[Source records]

• • • • • • •

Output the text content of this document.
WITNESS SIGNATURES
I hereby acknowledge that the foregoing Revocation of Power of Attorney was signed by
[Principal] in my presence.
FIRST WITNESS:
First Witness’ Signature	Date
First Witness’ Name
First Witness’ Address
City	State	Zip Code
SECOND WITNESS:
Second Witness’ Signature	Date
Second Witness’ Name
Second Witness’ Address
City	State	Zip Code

• • • • • • •

To be done -
Please repeat all the records above exactly as they appear.

Task solution -
Output the text content of this document.
WITNESS SIGNATURES
I hereby acknowledge that the foregoing Revocation of Power of Attorney was signed by
[Principal] in my presence.
FIRST WITNESS:
First Witness’ Signature	Date
First Witness’ Name
First Witness’ Address
City	State	Zip Code
SECOND WITNESS:
Second Witness’ Signature	Date
Second Witness’ Name
Second Witness’ Address
City	State	Zip Code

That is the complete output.